(begin)

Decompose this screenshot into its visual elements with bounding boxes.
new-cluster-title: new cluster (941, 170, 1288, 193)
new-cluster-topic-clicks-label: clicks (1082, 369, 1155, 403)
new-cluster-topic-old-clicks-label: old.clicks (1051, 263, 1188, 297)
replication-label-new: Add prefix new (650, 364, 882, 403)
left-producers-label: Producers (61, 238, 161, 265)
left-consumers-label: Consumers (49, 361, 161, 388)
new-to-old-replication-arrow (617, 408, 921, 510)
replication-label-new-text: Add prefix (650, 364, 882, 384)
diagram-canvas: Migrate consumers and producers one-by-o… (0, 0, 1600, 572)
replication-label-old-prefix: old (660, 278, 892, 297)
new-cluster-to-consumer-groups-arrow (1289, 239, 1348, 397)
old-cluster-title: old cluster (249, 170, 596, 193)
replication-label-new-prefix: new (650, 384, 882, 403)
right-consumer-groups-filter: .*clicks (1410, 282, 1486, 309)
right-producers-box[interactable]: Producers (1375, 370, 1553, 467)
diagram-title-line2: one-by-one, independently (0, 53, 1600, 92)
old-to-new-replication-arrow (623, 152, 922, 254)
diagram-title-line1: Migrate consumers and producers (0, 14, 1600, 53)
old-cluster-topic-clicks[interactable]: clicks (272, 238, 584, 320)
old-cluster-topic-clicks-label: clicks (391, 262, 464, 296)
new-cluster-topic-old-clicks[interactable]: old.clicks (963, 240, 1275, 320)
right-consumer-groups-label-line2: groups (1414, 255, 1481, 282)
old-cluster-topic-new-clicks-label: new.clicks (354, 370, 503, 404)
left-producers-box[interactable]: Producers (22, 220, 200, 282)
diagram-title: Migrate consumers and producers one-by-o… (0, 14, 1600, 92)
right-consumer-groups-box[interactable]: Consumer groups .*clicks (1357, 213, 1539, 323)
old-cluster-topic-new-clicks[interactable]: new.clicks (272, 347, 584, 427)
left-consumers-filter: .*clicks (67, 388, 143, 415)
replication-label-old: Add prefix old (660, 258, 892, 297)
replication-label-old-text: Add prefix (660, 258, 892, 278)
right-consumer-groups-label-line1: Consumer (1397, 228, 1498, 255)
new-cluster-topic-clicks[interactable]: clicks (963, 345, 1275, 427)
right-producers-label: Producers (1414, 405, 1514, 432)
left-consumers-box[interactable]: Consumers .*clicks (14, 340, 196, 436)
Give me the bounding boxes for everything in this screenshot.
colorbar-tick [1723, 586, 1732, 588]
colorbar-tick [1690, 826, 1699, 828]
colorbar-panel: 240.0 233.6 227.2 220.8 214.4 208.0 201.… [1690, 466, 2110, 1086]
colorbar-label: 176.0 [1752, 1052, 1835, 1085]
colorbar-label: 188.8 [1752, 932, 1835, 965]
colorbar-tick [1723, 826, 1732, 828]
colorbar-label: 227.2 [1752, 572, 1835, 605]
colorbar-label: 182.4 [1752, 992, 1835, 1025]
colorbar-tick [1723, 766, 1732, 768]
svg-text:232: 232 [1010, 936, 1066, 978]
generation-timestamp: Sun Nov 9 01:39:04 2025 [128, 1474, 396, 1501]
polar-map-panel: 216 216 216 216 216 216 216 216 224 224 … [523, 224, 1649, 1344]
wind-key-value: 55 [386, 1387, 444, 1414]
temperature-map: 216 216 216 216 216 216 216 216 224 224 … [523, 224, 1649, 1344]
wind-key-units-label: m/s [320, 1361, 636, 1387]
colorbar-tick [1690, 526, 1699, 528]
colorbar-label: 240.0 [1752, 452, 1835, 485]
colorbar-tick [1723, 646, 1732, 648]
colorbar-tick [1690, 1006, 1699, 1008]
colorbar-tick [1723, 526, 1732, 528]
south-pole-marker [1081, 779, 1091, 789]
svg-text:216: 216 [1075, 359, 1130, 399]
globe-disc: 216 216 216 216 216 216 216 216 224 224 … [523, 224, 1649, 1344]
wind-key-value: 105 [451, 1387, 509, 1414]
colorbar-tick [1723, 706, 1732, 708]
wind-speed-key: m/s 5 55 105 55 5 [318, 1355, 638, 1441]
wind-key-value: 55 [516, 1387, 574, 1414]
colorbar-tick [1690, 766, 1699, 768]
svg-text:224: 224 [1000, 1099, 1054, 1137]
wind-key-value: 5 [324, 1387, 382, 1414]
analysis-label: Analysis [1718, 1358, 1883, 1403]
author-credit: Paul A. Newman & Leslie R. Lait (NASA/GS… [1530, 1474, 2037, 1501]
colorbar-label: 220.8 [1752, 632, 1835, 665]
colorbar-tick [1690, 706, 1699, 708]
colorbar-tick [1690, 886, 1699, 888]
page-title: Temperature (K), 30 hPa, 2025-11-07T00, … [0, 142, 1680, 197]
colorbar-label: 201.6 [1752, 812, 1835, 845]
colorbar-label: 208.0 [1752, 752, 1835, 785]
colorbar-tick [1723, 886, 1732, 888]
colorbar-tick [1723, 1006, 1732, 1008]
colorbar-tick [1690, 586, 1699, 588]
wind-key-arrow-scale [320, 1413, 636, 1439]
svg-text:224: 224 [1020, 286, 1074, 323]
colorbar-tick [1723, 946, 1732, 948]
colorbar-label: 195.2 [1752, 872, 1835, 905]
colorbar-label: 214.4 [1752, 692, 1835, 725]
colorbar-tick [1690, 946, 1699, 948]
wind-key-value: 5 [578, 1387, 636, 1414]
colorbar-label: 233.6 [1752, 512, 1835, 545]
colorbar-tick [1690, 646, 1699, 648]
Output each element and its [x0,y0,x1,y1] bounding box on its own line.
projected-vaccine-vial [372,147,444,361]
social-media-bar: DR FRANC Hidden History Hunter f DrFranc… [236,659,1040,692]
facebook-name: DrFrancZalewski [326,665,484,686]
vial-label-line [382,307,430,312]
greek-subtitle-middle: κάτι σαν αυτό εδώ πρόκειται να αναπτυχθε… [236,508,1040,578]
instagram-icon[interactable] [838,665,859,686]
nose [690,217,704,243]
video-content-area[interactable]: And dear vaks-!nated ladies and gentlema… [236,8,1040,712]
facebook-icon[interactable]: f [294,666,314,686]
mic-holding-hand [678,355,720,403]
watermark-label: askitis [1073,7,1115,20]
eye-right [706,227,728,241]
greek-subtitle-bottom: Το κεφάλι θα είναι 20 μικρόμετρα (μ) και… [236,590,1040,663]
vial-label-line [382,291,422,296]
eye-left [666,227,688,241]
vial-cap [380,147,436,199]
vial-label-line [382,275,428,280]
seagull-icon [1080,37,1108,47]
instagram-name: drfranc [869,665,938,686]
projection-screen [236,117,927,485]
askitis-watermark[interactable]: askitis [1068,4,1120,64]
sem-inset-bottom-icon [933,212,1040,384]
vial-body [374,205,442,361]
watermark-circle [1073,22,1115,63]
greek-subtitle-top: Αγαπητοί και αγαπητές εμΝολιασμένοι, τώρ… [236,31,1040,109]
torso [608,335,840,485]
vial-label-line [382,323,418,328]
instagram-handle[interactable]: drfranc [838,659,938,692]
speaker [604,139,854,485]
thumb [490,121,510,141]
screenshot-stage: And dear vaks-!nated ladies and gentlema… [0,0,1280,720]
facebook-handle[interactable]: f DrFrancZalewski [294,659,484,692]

(end)

- WHAT IS REQUIRED:
Reproduce the whole listing above, line for line, without altering anything.

- FULL OUTPUT:
Decompose this screenshot into its visual elements with bounding boxes.
new-cluster-title: new cluster (941, 170, 1288, 193)
new-cluster-topic-clicks-label: clicks (1082, 369, 1155, 403)
new-cluster-topic-old-clicks-label: old.clicks (1051, 263, 1188, 297)
replication-label-new: Add prefix new (650, 364, 882, 403)
left-producers-label: Producers (61, 238, 161, 265)
left-consumers-label: Consumers (49, 361, 161, 388)
new-to-old-replication-arrow (617, 408, 921, 510)
replication-label-new-text: Add prefix (650, 364, 882, 384)
diagram-canvas: Migrate consumers and producers one-by-o… (0, 0, 1600, 572)
replication-label-old-prefix: old (660, 278, 892, 297)
new-cluster-to-consumer-groups-arrow (1289, 239, 1348, 397)
old-cluster-title: old cluster (249, 170, 596, 193)
replication-label-new-prefix: new (650, 384, 882, 403)
right-consumer-groups-filter: .*clicks (1410, 282, 1486, 309)
right-producers-box[interactable]: Producers (1375, 370, 1553, 467)
diagram-title-line2: one-by-one, independently (0, 53, 1600, 92)
old-to-new-replication-arrow (623, 152, 922, 254)
diagram-title-line1: Migrate consumers and producers (0, 14, 1600, 53)
old-cluster-topic-clicks[interactable]: clicks (272, 238, 584, 320)
old-cluster-topic-clicks-label: clicks (391, 262, 464, 296)
new-cluster-topic-old-clicks[interactable]: old.clicks (963, 240, 1275, 320)
right-consumer-groups-label-line2: groups (1414, 255, 1481, 282)
old-cluster-topic-new-clicks-label: new.clicks (354, 370, 503, 404)
left-producers-box[interactable]: Producers (22, 220, 200, 282)
diagram-title: Migrate consumers and producers one-by-o… (0, 14, 1600, 92)
right-consumer-groups-box[interactable]: Consumer groups .*clicks (1357, 213, 1539, 323)
old-cluster-topic-new-clicks[interactable]: new.clicks (272, 347, 584, 427)
left-consumers-filter: .*clicks (67, 388, 143, 415)
replication-label-old: Add prefix old (660, 258, 892, 297)
replication-label-old-text: Add prefix (660, 258, 892, 278)
right-consumer-groups-label-line1: Consumer (1397, 228, 1498, 255)
new-cluster-topic-clicks[interactable]: clicks (963, 345, 1275, 427)
right-producers-label: Producers (1414, 405, 1514, 432)
left-consumers-box[interactable]: Consumers .*clicks (14, 340, 196, 436)
Give me the bounding boxes for everything in this screenshot.
colorbar-tick [1723, 586, 1732, 588]
colorbar-tick [1690, 826, 1699, 828]
colorbar-panel: 240.0 233.6 227.2 220.8 214.4 208.0 201.… [1690, 466, 2110, 1086]
colorbar-label: 176.0 [1752, 1052, 1835, 1085]
colorbar-label: 188.8 [1752, 932, 1835, 965]
colorbar-tick [1723, 826, 1732, 828]
colorbar-label: 227.2 [1752, 572, 1835, 605]
colorbar-label: 182.4 [1752, 992, 1835, 1025]
colorbar-tick [1723, 766, 1732, 768]
svg-text:232: 232 [1010, 936, 1066, 978]
generation-timestamp: Sun Nov 9 01:39:04 2025 [128, 1474, 396, 1501]
polar-map-panel: 216 216 216 216 216 216 216 216 224 224 … [523, 224, 1649, 1344]
wind-key-value: 55 [386, 1387, 444, 1414]
temperature-map: 216 216 216 216 216 216 216 216 224 224 … [523, 224, 1649, 1344]
wind-key-units-label: m/s [320, 1361, 636, 1387]
colorbar-tick [1690, 526, 1699, 528]
colorbar-label: 240.0 [1752, 452, 1835, 485]
colorbar-tick [1723, 646, 1732, 648]
colorbar-tick [1690, 1006, 1699, 1008]
colorbar-tick [1723, 526, 1732, 528]
south-pole-marker [1081, 779, 1091, 789]
svg-text:216: 216 [1075, 359, 1130, 399]
globe-disc: 216 216 216 216 216 216 216 216 224 224 … [523, 224, 1649, 1344]
wind-key-value: 105 [451, 1387, 509, 1414]
colorbar-tick [1723, 706, 1732, 708]
wind-speed-key: m/s 5 55 105 55 5 [318, 1355, 638, 1441]
wind-key-value: 55 [516, 1387, 574, 1414]
colorbar-tick [1690, 766, 1699, 768]
svg-text:224: 224 [1000, 1099, 1054, 1137]
wind-key-value: 5 [324, 1387, 382, 1414]
analysis-label: Analysis [1718, 1358, 1883, 1403]
author-credit: Paul A. Newman & Leslie R. Lait (NASA/GS… [1530, 1474, 2037, 1501]
colorbar-label: 220.8 [1752, 632, 1835, 665]
colorbar-tick [1690, 706, 1699, 708]
colorbar-tick [1690, 886, 1699, 888]
page-title: Temperature (K), 30 hPa, 2025-11-07T00, … [0, 142, 1680, 197]
colorbar-label: 201.6 [1752, 812, 1835, 845]
colorbar-label: 208.0 [1752, 752, 1835, 785]
colorbar-tick [1723, 886, 1732, 888]
colorbar-tick [1723, 1006, 1732, 1008]
colorbar-tick [1690, 586, 1699, 588]
wind-key-arrow-scale [320, 1413, 636, 1439]
svg-text:224: 224 [1020, 286, 1074, 323]
colorbar-tick [1723, 946, 1732, 948]
colorbar-label: 195.2 [1752, 872, 1835, 905]
colorbar-label: 214.4 [1752, 692, 1835, 725]
colorbar-tick [1690, 946, 1699, 948]
wind-key-value: 5 [578, 1387, 636, 1414]
colorbar-label: 233.6 [1752, 512, 1835, 545]
colorbar-tick [1690, 646, 1699, 648]
Output each element and its [x0,y0,x1,y1] bounding box on its own line.
projected-vaccine-vial [372,147,444,361]
social-media-bar: DR FRANC Hidden History Hunter f DrFranc… [236,659,1040,692]
facebook-name: DrFrancZalewski [326,665,484,686]
vial-label-line [382,307,430,312]
greek-subtitle-middle: κάτι σαν αυτό εδώ πρόκειται να αναπτυχθε… [236,508,1040,578]
instagram-icon[interactable] [838,665,859,686]
nose [690,217,704,243]
video-content-area[interactable]: And dear vaks-!nated ladies and gentlema… [236,8,1040,712]
facebook-icon[interactable]: f [294,666,314,686]
mic-holding-hand [678,355,720,403]
watermark-label: askitis [1073,7,1115,20]
eye-right [706,227,728,241]
greek-subtitle-bottom: Το κεφάλι θα είναι 20 μικρόμετρα (μ) και… [236,590,1040,663]
vial-label-line [382,291,422,296]
eye-left [666,227,688,241]
vial-cap [380,147,436,199]
vial-label-line [382,275,428,280]
seagull-icon [1080,37,1108,47]
instagram-name: drfranc [869,665,938,686]
projection-screen [236,117,927,485]
askitis-watermark[interactable]: askitis [1068,4,1120,64]
sem-inset-bottom-icon [933,212,1040,384]
vial-body [374,205,442,361]
watermark-circle [1073,22,1115,63]
greek-subtitle-top: Αγαπητοί και αγαπητές εμΝολιασμένοι, τώρ… [236,31,1040,109]
torso [608,335,840,485]
vial-label-line [382,323,418,328]
instagram-handle[interactable]: drfranc [838,659,938,692]
speaker [604,139,854,485]
thumb [490,121,510,141]
screenshot-stage: And dear vaks-!nated ladies and gentlema… [0,0,1280,720]
facebook-handle[interactable]: f DrFrancZalewski [294,659,484,692]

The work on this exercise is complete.